— START OF Exercise inputs —

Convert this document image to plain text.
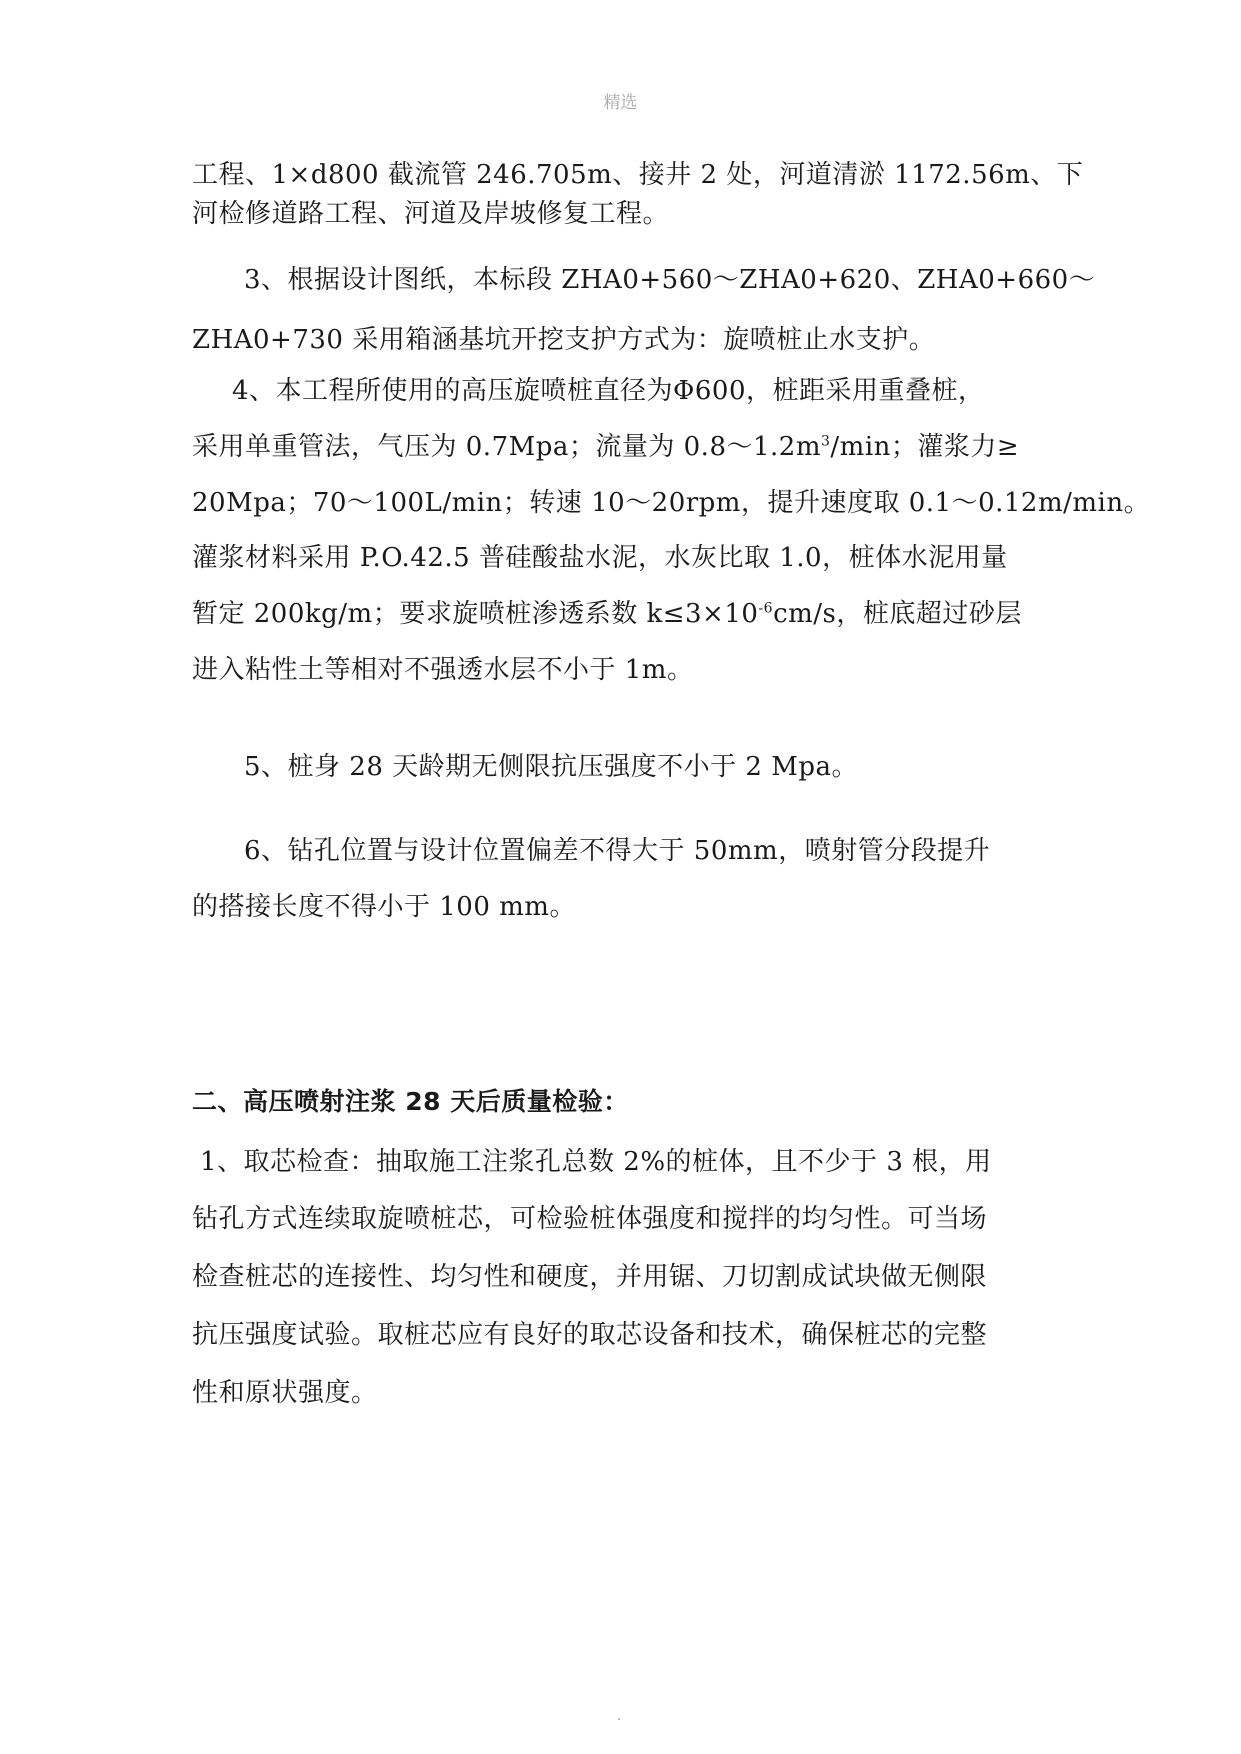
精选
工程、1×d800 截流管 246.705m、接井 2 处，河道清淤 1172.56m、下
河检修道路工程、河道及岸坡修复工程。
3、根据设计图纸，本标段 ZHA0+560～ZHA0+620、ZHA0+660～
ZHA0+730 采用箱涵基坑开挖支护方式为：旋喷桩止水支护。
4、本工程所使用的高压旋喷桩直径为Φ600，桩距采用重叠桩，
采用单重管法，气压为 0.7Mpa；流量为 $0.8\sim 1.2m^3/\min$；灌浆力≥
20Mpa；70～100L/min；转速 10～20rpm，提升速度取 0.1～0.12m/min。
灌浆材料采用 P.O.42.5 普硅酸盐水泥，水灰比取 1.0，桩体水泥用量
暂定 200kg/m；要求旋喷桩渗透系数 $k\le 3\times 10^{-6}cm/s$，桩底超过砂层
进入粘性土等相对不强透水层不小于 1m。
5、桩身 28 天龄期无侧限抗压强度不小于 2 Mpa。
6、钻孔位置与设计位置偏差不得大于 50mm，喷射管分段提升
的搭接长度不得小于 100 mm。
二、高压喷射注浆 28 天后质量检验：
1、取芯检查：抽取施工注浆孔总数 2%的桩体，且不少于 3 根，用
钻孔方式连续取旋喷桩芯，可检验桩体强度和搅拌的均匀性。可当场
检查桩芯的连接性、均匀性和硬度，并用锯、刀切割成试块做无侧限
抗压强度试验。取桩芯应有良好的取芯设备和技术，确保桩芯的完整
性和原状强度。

— END OF Exercise inputs —
— START OF Exercise inputs —

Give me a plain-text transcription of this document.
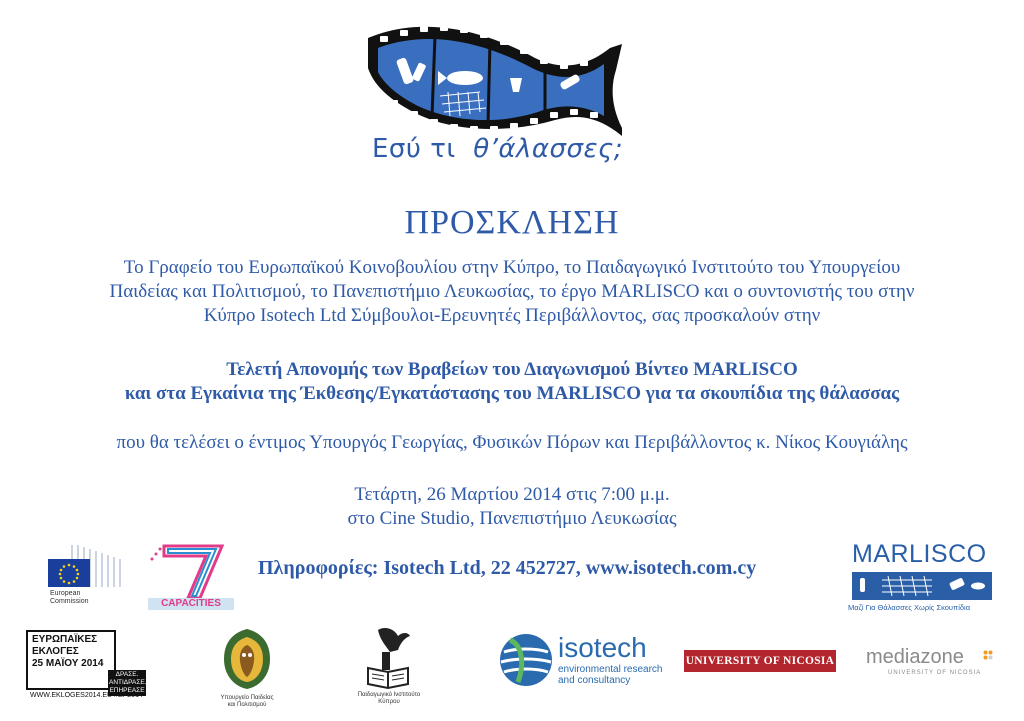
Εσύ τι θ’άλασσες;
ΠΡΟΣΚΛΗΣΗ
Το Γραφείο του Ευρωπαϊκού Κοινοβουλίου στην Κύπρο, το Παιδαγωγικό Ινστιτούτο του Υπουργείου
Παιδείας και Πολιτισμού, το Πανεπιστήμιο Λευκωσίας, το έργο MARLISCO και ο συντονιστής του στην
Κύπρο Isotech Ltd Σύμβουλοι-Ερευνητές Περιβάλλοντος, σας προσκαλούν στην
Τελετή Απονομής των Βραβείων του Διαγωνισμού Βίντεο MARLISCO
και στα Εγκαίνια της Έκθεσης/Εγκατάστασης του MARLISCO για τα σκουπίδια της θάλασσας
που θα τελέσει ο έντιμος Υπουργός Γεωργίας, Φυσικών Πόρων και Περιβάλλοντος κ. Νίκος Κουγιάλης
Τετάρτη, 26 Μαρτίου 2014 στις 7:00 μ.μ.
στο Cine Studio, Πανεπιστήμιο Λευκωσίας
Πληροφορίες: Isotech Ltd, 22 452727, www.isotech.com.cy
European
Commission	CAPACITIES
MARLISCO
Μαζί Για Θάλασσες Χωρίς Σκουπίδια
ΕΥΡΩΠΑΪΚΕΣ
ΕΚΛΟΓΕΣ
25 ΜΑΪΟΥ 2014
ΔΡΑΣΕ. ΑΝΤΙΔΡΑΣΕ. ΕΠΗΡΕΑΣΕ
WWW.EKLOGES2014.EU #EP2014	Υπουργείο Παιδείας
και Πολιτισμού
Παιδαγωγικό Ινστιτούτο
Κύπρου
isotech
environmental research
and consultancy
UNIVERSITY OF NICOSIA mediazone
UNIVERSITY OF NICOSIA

— END OF Exercise inputs —
— START OF Exercise inputs —

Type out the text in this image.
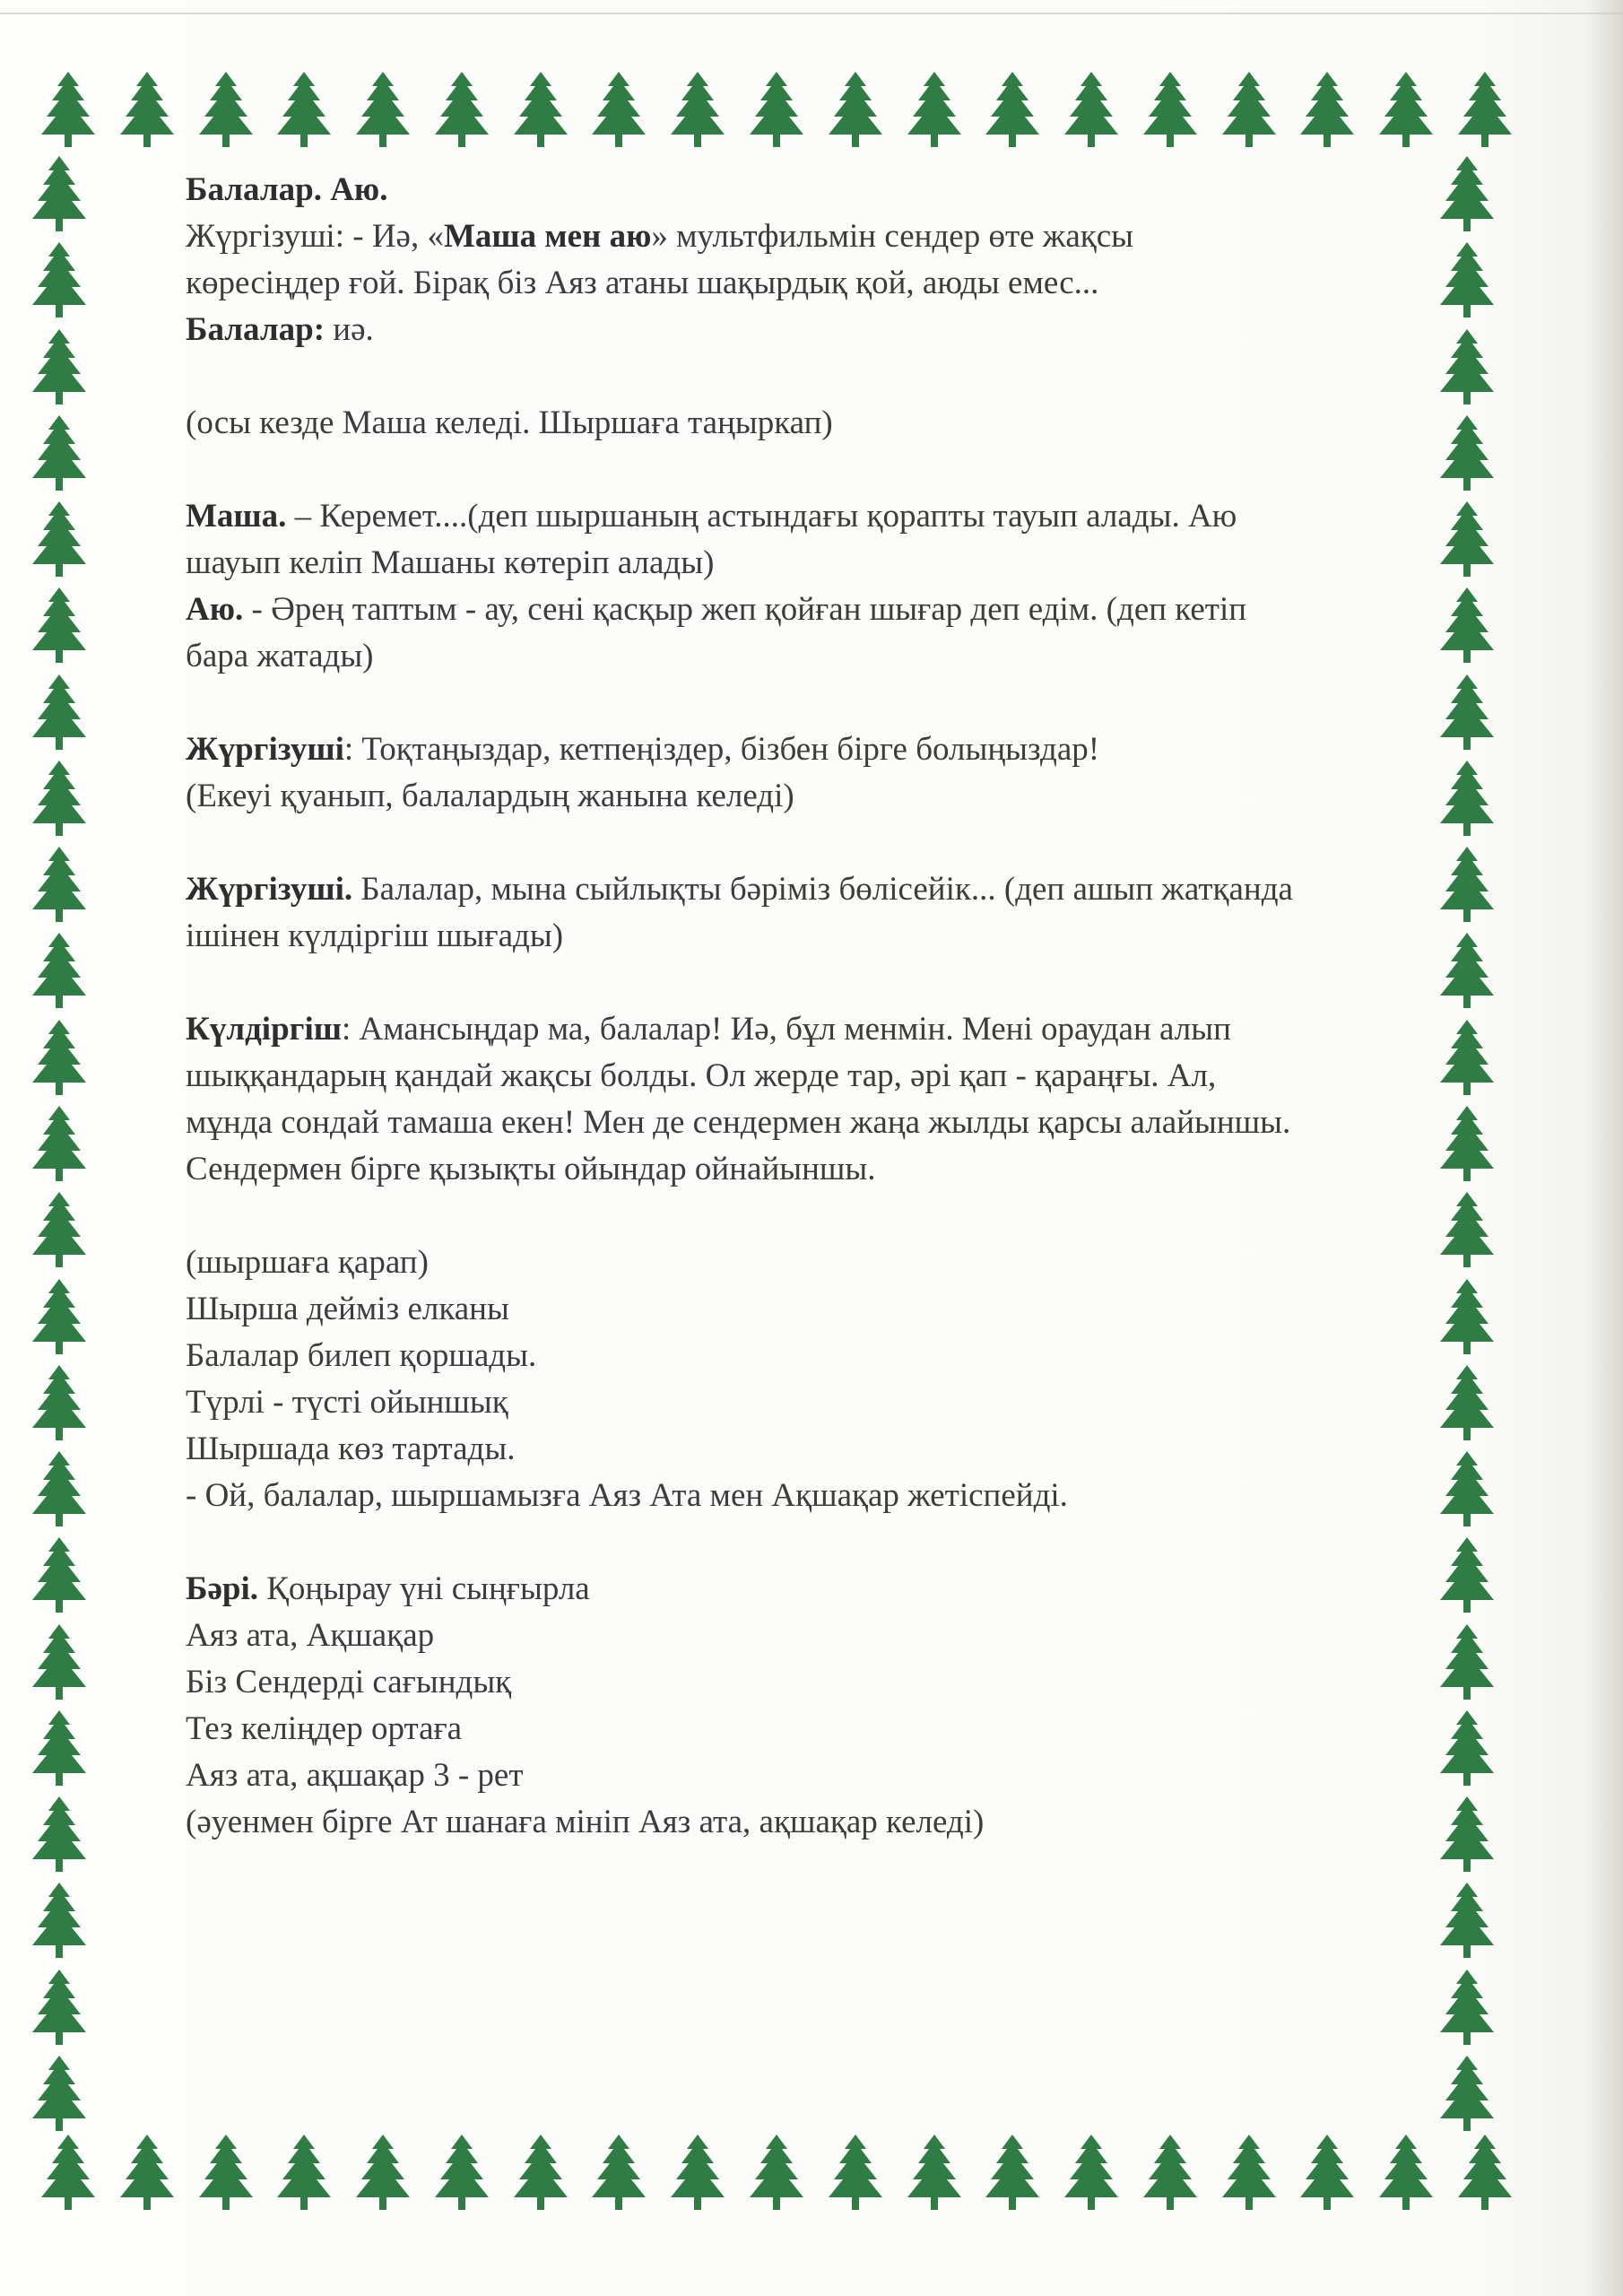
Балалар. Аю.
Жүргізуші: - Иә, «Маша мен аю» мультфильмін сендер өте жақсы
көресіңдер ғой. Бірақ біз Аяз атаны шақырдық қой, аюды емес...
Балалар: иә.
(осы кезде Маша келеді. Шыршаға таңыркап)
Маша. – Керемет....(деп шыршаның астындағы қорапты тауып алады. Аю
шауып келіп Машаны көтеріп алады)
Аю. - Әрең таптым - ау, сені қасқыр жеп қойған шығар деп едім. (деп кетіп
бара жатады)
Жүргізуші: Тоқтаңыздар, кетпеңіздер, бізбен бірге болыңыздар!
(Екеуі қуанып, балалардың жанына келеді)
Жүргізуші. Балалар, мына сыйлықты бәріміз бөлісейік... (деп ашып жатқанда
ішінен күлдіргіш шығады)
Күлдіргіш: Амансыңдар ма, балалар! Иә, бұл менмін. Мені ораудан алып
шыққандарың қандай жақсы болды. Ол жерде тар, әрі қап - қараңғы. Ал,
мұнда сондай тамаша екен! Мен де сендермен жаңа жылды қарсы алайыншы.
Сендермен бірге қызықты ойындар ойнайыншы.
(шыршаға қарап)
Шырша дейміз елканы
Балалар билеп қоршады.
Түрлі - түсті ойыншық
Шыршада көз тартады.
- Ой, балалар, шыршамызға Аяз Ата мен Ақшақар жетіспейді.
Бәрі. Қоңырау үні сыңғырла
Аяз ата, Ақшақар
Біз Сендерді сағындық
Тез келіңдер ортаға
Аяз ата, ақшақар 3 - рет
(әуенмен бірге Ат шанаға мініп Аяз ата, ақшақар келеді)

— END OF Exercise inputs —

## [The exercise]
Which lines contain "this"? Copy each of them out.

## [Answer below]
Convert this document image to plain text.
Give me a plain-text transcription of this document.
Type out the text in this image.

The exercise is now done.